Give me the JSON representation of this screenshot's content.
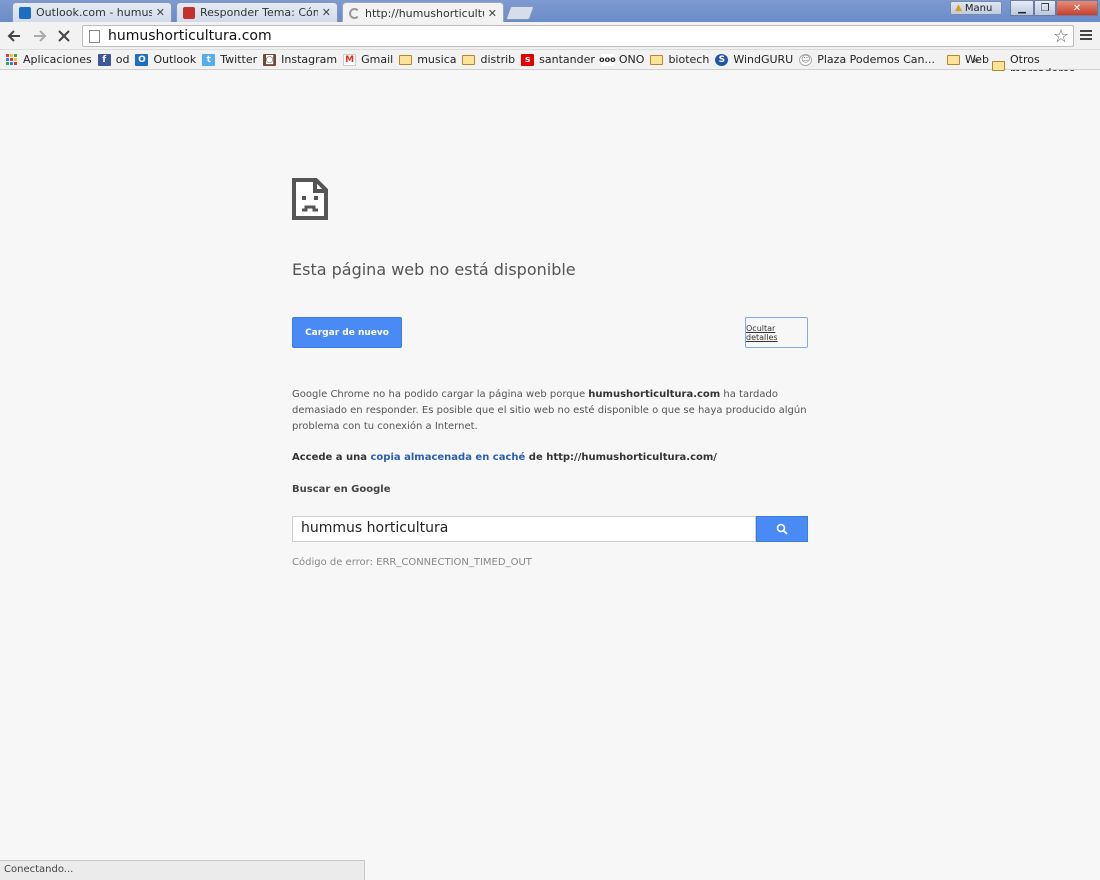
{
  "tabs": [
    {
      "title": "Outlook.com - humushort",
      "favicon_color": "#1d6ec2",
      "favicon_text": "O"
    },
    {
      "title": "Responder Tema: Cómo a",
      "favicon_color": "#c2322a",
      "favicon_text": "w"
    },
    {
      "title": "http://humushorticultura.c",
      "favicon_color": "#ffffff",
      "favicon_text": ""
    }
  ],
  "window": {
    "profile_label": "Manu"
  },
  "toolbar": {
    "url": "humushorticultura.com"
  },
  "bookmarks": [
    {
      "label": "Aplicaciones",
      "icon": "apps-grid-icon"
    },
    {
      "label": "od",
      "icon": "facebook-icon",
      "color": "#3b5998",
      "glyph": "f"
    },
    {
      "label": "Outlook",
      "icon": "outlook-icon",
      "color": "#1d6ec2",
      "glyph": "O"
    },
    {
      "label": "Twitter",
      "icon": "twitter-icon",
      "color": "#55acee",
      "glyph": "t"
    },
    {
      "label": "Instagram",
      "icon": "instagram-icon",
      "color": "#6b4b3a",
      "glyph": "◙"
    },
    {
      "label": "Gmail",
      "icon": "gmail-icon",
      "color": "#d93025",
      "glyph": "M"
    },
    {
      "label": "musica",
      "icon": "folder-icon"
    },
    {
      "label": "distrib",
      "icon": "folder-icon"
    },
    {
      "label": "santander",
      "icon": "santander-icon",
      "color": "#e30000",
      "glyph": "s"
    },
    {
      "label": "ONO",
      "icon": "ono-icon",
      "color": "#222222",
      "glyph": "•"
    },
    {
      "label": "biotech",
      "icon": "folder-icon"
    },
    {
      "label": "WindGURU",
      "icon": "windguru-icon",
      "color": "#2255aa",
      "glyph": "S"
    },
    {
      "label": "Plaza Podemos Can...",
      "icon": "reddit-icon",
      "color": "#888888",
      "glyph": "☺"
    },
    {
      "label": "Web",
      "icon": "folder-icon"
    }
  ],
  "bookmarks_more": "»",
  "bookmarks_other": "Otros marcadores",
  "page": {
    "title": "Esta página web no está disponible",
    "reload_label": "Cargar de nuevo",
    "details_label": "Ocultar detalles",
    "desc_part1": "Google Chrome no ha podido cargar la página web porque ",
    "desc_domain": "humushorticultura.com",
    "desc_part2": " ha tardado demasiado en responder. Es posible que el sitio web no esté disponible o que se haya producido algún problema con tu conexión a Internet.",
    "cache_prefix": "Accede a una ",
    "cache_link": "copia almacenada en caché",
    "cache_suffix": " de http://humushorticultura.com/",
    "search_label": "Buscar en Google",
    "search_value": "hummus horticultura",
    "error_code": "Código de error: ERR_CONNECTION_TIMED_OUT"
  },
  "status": "Conectando..."
}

■ **Work required**: Review the material and copy each line in which the word "página" appears.

■ **Complete answer**:
    "title": "Esta página web no está disponible",
    "desc_part1": "Google Chrome no ha podido cargar la página web porque ",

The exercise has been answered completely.